___ Entries
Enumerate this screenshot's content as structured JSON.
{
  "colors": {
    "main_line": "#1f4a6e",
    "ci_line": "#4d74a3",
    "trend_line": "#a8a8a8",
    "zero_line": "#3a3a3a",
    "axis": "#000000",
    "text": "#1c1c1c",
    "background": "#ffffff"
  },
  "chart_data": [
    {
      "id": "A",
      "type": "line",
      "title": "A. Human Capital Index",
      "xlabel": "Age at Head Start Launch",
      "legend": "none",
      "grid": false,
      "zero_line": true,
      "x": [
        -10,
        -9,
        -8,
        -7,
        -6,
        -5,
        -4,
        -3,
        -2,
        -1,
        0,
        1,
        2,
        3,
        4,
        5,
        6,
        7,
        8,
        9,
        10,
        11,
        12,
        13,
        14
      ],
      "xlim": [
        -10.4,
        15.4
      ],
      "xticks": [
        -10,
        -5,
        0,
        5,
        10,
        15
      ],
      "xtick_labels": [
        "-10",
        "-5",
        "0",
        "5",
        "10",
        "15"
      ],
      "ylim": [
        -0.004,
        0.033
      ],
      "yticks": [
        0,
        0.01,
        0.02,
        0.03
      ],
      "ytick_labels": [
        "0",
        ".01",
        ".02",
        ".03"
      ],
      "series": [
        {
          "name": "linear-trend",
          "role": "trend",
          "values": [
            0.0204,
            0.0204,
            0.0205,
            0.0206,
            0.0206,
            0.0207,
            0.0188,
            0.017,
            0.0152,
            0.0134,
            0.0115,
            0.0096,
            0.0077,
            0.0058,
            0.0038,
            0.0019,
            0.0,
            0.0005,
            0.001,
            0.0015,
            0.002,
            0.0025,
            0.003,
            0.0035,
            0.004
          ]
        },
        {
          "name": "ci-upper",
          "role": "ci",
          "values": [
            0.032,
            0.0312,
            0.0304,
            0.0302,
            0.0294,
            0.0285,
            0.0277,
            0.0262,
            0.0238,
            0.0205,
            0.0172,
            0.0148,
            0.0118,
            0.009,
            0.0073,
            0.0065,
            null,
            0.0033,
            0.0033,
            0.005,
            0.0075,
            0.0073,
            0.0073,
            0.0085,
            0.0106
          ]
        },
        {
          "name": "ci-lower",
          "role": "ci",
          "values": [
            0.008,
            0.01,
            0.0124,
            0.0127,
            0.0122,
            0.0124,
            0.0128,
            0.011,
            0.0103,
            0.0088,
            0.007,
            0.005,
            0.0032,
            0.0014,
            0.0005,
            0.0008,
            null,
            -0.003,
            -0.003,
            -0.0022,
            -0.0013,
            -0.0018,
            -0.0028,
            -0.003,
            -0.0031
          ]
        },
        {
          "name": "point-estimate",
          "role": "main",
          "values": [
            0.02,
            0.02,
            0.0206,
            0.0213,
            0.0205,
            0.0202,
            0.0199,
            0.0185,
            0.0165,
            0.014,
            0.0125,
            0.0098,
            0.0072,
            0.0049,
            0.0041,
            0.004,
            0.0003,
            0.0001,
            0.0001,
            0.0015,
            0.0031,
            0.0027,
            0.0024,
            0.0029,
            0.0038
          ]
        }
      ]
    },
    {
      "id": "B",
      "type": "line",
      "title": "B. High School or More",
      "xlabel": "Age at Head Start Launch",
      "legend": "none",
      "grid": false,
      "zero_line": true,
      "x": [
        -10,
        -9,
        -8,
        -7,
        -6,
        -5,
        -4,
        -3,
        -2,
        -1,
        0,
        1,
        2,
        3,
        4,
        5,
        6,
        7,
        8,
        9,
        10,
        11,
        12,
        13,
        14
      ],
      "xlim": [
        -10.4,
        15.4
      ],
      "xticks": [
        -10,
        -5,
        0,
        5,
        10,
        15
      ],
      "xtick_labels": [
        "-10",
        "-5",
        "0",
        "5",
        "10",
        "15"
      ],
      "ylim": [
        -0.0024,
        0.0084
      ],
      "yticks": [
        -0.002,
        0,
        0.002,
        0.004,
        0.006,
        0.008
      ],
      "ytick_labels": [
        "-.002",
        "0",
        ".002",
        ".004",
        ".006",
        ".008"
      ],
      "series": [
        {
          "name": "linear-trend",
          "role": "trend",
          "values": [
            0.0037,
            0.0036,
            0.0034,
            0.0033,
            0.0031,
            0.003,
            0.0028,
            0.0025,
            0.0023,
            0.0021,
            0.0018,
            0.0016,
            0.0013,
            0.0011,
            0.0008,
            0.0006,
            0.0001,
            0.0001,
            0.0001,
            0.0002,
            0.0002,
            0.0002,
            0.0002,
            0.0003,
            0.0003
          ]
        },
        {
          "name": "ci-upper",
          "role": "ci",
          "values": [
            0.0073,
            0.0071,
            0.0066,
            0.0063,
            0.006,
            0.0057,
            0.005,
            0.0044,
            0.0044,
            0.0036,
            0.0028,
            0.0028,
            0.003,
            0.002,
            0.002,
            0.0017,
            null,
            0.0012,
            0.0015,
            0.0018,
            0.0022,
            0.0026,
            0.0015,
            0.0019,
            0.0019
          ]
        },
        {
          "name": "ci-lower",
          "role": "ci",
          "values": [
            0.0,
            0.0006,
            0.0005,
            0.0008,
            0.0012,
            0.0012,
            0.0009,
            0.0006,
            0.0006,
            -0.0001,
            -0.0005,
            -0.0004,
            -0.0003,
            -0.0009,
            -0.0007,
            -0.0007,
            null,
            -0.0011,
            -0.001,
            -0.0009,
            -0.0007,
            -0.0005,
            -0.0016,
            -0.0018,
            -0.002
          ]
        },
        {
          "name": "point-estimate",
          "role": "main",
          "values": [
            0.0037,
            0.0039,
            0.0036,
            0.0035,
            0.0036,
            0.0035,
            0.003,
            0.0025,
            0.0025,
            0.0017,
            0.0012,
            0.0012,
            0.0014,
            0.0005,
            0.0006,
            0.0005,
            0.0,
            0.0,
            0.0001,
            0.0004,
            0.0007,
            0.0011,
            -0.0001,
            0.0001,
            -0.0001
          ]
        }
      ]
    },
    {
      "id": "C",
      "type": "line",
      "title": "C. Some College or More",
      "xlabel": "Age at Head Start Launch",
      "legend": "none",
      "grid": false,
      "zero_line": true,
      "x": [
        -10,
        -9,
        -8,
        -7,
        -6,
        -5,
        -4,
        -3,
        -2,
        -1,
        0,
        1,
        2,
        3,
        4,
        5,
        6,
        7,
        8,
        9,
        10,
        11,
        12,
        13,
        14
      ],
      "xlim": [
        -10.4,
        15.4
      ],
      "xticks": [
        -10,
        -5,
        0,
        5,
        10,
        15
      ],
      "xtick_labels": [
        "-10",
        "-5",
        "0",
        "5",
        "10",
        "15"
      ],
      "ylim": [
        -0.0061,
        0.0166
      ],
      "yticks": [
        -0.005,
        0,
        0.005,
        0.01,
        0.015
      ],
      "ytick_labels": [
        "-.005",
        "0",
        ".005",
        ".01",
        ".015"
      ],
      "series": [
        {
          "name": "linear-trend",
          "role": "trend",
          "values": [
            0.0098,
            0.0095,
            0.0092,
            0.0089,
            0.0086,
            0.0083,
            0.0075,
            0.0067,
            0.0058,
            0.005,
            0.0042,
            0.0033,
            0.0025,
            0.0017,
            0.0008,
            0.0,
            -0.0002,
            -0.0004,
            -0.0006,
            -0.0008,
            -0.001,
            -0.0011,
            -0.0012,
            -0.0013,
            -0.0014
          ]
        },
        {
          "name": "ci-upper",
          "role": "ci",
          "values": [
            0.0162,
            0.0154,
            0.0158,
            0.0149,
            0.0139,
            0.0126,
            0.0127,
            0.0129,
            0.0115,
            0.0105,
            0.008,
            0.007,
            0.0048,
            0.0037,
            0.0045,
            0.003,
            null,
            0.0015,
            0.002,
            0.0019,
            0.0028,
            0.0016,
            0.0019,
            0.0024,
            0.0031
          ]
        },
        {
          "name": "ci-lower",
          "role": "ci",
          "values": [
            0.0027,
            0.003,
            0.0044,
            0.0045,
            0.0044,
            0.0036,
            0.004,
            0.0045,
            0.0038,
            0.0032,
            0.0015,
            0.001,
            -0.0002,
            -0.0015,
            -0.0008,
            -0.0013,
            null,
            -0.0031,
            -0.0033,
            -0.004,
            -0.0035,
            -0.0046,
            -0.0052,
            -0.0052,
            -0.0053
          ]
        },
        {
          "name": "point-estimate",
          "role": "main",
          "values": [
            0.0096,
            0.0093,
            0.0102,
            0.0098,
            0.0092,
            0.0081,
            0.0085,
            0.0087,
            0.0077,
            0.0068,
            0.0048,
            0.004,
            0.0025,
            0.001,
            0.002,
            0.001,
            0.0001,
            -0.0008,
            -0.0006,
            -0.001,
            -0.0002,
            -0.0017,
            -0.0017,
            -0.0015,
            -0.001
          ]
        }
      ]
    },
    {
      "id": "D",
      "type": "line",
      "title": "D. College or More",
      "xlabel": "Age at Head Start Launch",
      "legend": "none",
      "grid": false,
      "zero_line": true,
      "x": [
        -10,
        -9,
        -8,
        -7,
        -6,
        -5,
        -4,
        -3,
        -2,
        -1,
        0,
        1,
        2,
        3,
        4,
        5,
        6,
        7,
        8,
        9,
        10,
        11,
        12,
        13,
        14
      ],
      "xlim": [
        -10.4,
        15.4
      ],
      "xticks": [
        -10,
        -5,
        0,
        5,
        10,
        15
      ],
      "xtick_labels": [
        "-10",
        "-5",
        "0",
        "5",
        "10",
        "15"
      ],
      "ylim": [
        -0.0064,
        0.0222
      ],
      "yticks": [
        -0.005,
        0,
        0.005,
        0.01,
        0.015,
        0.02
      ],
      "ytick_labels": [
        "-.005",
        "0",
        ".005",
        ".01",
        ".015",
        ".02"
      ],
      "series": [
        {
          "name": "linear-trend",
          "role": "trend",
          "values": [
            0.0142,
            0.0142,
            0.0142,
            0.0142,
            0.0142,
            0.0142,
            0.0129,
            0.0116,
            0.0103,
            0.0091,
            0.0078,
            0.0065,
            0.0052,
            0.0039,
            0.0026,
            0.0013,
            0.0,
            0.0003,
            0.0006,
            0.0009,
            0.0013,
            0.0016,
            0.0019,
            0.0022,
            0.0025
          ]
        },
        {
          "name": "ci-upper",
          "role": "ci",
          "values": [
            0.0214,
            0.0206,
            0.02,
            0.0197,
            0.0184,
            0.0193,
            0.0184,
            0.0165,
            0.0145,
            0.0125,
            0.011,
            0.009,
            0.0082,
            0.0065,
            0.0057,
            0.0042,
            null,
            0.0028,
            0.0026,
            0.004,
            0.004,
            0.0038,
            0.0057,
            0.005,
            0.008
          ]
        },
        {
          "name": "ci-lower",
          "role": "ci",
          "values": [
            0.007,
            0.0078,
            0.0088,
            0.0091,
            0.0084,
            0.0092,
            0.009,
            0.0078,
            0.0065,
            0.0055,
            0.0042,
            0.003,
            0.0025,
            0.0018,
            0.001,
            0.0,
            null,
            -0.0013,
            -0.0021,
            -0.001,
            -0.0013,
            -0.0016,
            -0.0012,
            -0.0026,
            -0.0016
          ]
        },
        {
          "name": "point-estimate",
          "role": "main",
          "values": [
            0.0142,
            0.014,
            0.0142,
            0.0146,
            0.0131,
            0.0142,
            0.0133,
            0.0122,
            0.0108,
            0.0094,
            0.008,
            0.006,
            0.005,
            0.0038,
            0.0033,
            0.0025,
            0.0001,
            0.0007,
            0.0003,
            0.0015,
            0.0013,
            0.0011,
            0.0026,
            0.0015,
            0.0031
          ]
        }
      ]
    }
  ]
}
______
**Written instruction**. Copy all lines from the entries that contain the word "More".

**Answer for this exercise**.
      "title": "B. High School or More",
      "title": "C. Some College or More",
      "title": "D. College or More",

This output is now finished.